DATA IN THIS EXERCISE:
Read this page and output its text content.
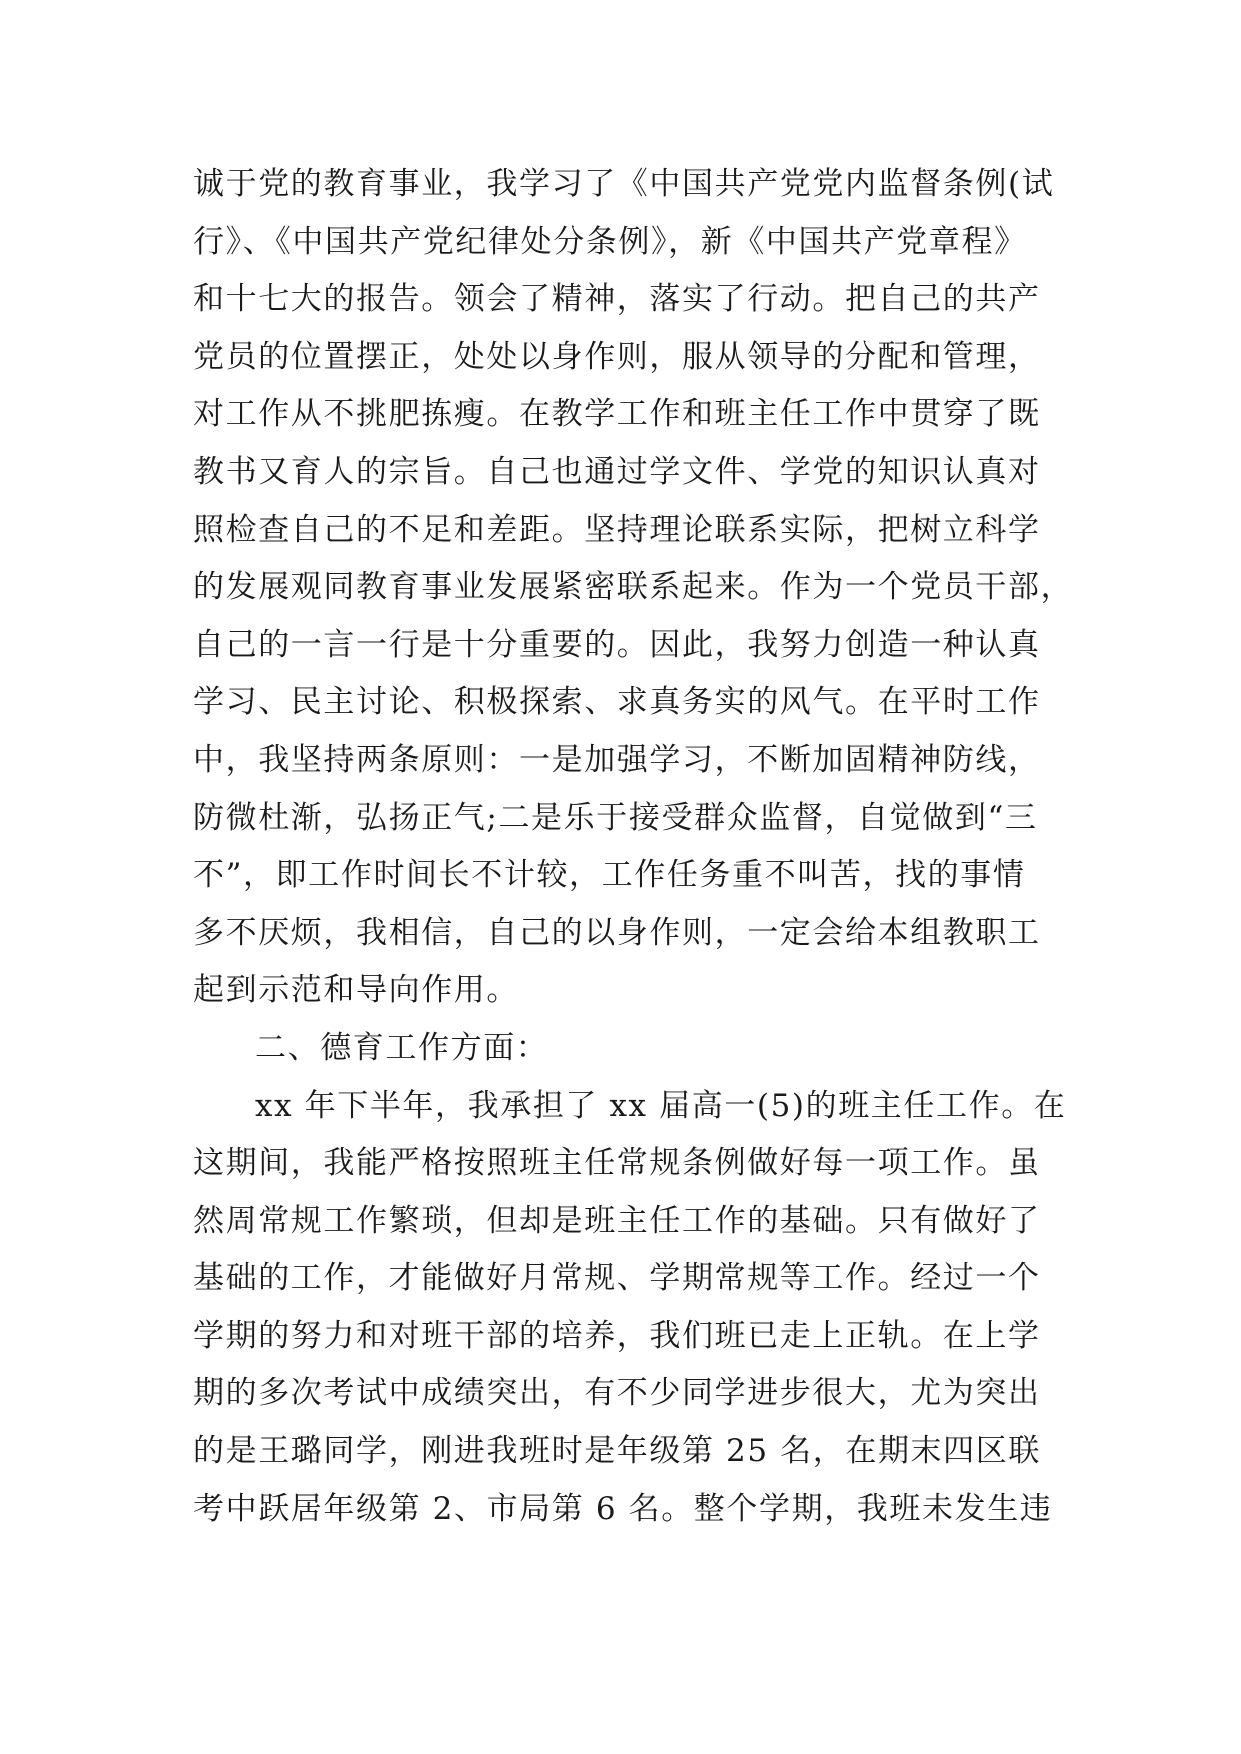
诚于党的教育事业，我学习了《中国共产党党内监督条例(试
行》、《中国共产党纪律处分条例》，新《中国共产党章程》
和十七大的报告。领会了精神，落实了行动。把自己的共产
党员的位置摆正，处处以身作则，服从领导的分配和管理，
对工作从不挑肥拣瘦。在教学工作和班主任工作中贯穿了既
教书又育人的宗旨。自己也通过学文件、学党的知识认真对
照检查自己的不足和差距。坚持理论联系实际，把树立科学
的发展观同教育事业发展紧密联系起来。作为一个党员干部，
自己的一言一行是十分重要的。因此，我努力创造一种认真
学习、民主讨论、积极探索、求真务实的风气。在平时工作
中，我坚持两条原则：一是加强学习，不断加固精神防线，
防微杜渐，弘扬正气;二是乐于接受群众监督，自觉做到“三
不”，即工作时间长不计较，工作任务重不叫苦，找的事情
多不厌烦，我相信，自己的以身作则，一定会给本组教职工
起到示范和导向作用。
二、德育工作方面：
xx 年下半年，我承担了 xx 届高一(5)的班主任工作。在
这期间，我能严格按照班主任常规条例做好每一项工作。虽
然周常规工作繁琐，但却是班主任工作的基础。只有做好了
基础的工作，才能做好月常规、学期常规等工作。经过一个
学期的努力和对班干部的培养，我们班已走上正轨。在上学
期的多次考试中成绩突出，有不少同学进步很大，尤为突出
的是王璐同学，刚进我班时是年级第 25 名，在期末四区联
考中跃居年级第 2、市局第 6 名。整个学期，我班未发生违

AIM OF THE EXERCISE:
Reproduce every record word for word. The copy must contain no pictures.

WORKED SOLUTION:
Read this page and output its text content.
诚于党的教育事业，我学习了《中国共产党党内监督条例(试
行》、《中国共产党纪律处分条例》，新《中国共产党章程》
和十七大的报告。领会了精神，落实了行动。把自己的共产
党员的位置摆正，处处以身作则，服从领导的分配和管理，
对工作从不挑肥拣瘦。在教学工作和班主任工作中贯穿了既
教书又育人的宗旨。自己也通过学文件、学党的知识认真对
照检查自己的不足和差距。坚持理论联系实际，把树立科学
的发展观同教育事业发展紧密联系起来。作为一个党员干部，
自己的一言一行是十分重要的。因此，我努力创造一种认真
学习、民主讨论、积极探索、求真务实的风气。在平时工作
中，我坚持两条原则：一是加强学习，不断加固精神防线，
防微杜渐，弘扬正气;二是乐于接受群众监督，自觉做到“三
不”，即工作时间长不计较，工作任务重不叫苦，找的事情
多不厌烦，我相信，自己的以身作则，一定会给本组教职工
起到示范和导向作用。
二、德育工作方面：
xx 年下半年，我承担了 xx 届高一(5)的班主任工作。在
这期间，我能严格按照班主任常规条例做好每一项工作。虽
然周常规工作繁琐，但却是班主任工作的基础。只有做好了
基础的工作，才能做好月常规、学期常规等工作。经过一个
学期的努力和对班干部的培养，我们班已走上正轨。在上学
期的多次考试中成绩突出，有不少同学进步很大，尤为突出
的是王璐同学，刚进我班时是年级第 25 名，在期末四区联
考中跃居年级第 2、市局第 6 名。整个学期，我班未发生违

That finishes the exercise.